▶ _What is needed_
Identify all lines in the listing that include the word "this", and copy them out.

(Data entries)

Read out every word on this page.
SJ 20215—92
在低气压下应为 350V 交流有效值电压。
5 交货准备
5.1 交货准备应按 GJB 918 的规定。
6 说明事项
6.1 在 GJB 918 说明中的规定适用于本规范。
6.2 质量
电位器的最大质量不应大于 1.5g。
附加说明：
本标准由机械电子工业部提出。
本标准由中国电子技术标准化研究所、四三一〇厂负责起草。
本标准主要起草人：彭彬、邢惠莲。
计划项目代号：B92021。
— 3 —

---

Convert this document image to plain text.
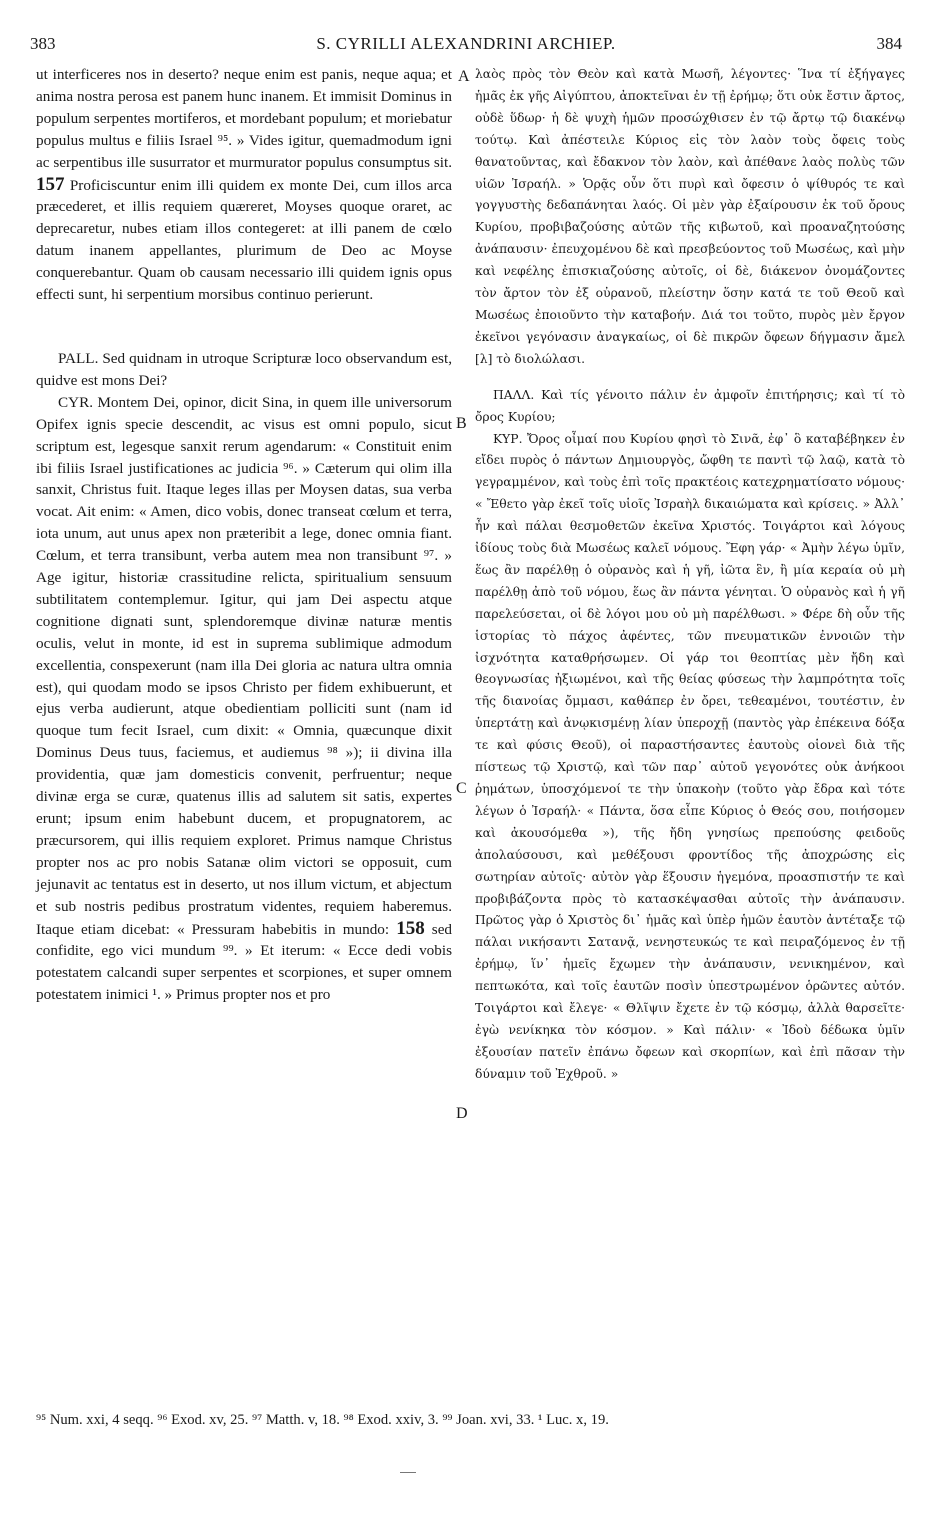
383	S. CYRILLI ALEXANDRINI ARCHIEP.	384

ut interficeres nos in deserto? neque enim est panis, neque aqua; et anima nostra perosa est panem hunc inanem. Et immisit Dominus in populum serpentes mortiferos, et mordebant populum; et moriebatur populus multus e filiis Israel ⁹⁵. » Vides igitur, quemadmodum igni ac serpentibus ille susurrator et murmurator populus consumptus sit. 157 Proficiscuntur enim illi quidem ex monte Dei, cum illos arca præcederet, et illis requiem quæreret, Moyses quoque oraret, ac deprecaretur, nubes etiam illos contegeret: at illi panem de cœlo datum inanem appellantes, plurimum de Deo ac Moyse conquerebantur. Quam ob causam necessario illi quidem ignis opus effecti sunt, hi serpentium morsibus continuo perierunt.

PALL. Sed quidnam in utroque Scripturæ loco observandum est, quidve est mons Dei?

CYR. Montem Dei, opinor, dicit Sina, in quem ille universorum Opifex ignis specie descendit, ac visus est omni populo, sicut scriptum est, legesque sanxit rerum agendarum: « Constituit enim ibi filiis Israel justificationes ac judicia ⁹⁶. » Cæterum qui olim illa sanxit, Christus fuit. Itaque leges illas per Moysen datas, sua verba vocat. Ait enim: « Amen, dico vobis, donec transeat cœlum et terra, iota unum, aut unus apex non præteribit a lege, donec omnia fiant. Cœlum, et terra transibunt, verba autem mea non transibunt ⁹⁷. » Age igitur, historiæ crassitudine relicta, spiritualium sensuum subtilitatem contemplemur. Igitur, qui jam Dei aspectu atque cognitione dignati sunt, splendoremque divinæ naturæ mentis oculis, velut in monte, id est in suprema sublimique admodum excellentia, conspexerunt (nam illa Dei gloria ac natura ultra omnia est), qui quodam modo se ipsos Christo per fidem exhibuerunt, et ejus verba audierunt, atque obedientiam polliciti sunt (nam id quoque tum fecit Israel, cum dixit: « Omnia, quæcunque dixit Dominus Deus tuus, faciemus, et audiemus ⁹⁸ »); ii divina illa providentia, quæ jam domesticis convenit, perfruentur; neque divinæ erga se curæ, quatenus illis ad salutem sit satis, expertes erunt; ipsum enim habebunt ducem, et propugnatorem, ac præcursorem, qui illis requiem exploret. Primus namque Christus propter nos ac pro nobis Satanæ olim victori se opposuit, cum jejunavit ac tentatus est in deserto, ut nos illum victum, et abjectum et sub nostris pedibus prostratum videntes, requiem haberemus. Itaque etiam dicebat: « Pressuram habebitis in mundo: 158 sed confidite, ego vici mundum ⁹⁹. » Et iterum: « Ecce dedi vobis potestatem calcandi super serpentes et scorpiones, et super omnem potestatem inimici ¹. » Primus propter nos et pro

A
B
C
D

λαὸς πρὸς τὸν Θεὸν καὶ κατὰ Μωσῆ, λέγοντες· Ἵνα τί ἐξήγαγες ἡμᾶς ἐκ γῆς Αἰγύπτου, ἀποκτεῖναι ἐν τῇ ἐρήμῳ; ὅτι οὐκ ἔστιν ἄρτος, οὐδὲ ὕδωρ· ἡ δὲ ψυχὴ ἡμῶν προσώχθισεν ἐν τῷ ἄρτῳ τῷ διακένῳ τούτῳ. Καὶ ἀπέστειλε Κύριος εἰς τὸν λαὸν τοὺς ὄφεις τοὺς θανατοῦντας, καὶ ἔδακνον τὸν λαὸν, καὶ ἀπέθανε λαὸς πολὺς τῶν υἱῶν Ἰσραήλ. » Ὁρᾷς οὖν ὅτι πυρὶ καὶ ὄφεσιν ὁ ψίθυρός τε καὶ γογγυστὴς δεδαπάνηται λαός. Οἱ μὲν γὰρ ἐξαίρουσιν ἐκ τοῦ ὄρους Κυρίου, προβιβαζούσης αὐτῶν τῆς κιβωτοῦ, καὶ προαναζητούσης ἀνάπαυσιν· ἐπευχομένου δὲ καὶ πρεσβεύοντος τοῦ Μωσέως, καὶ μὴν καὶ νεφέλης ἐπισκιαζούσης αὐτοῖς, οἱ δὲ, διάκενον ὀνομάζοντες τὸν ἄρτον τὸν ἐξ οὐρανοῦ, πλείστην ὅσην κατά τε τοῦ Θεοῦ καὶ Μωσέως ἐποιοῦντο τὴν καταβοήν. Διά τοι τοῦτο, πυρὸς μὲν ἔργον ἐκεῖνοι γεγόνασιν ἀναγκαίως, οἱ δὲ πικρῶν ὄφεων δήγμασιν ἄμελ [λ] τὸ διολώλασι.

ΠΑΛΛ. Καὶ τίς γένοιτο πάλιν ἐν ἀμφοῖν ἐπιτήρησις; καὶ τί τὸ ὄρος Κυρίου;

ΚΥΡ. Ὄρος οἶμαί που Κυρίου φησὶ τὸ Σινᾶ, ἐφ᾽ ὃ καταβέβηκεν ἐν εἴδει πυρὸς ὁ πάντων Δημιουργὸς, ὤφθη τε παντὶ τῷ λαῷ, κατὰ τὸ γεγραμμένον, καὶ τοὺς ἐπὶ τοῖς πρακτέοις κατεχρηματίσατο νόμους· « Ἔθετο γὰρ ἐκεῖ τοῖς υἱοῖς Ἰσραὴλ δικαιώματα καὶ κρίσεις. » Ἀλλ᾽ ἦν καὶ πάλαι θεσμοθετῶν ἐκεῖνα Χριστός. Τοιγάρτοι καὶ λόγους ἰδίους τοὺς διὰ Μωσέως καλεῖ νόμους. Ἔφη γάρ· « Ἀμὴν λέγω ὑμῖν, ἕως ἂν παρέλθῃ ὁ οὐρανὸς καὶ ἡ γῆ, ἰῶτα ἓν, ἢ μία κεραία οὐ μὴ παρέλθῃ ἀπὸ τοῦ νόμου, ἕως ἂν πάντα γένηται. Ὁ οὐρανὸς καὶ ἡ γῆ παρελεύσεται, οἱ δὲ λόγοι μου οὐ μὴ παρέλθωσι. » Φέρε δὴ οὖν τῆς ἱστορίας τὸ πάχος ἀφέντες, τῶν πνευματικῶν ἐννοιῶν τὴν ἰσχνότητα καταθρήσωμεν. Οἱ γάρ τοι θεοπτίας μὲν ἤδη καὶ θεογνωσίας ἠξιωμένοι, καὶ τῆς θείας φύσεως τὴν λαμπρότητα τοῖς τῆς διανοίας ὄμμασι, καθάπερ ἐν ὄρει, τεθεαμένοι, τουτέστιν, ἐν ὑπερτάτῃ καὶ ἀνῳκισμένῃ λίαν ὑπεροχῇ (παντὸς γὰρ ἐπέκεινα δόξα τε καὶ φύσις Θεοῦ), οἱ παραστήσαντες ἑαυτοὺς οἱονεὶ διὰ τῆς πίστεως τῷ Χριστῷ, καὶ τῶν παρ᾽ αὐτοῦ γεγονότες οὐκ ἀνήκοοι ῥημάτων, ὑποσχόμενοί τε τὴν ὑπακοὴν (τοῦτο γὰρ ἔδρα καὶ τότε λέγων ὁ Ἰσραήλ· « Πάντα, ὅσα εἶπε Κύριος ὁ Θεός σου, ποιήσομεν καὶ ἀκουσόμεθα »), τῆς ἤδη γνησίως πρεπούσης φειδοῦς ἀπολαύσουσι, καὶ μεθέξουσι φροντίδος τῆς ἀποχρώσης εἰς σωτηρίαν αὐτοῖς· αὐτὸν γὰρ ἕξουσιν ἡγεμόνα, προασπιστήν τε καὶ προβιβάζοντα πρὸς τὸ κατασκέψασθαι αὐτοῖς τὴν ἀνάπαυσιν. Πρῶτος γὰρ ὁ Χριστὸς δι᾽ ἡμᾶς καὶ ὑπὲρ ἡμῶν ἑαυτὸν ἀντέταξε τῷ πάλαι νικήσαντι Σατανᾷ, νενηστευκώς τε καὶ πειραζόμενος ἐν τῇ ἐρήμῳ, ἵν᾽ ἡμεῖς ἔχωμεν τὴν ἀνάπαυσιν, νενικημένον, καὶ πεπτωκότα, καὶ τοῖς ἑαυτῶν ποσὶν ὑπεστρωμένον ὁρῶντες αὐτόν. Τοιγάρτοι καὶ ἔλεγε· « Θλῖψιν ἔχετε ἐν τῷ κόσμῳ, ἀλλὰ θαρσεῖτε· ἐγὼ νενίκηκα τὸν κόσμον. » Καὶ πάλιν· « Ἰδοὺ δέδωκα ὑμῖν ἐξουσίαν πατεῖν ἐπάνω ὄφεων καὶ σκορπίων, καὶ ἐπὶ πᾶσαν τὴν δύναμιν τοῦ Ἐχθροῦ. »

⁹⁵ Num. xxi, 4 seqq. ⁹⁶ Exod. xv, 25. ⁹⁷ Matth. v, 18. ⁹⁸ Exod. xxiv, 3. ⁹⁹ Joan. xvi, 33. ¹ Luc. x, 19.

▶ _In response_
Read out every word on this page.
Convert this document image to plain text.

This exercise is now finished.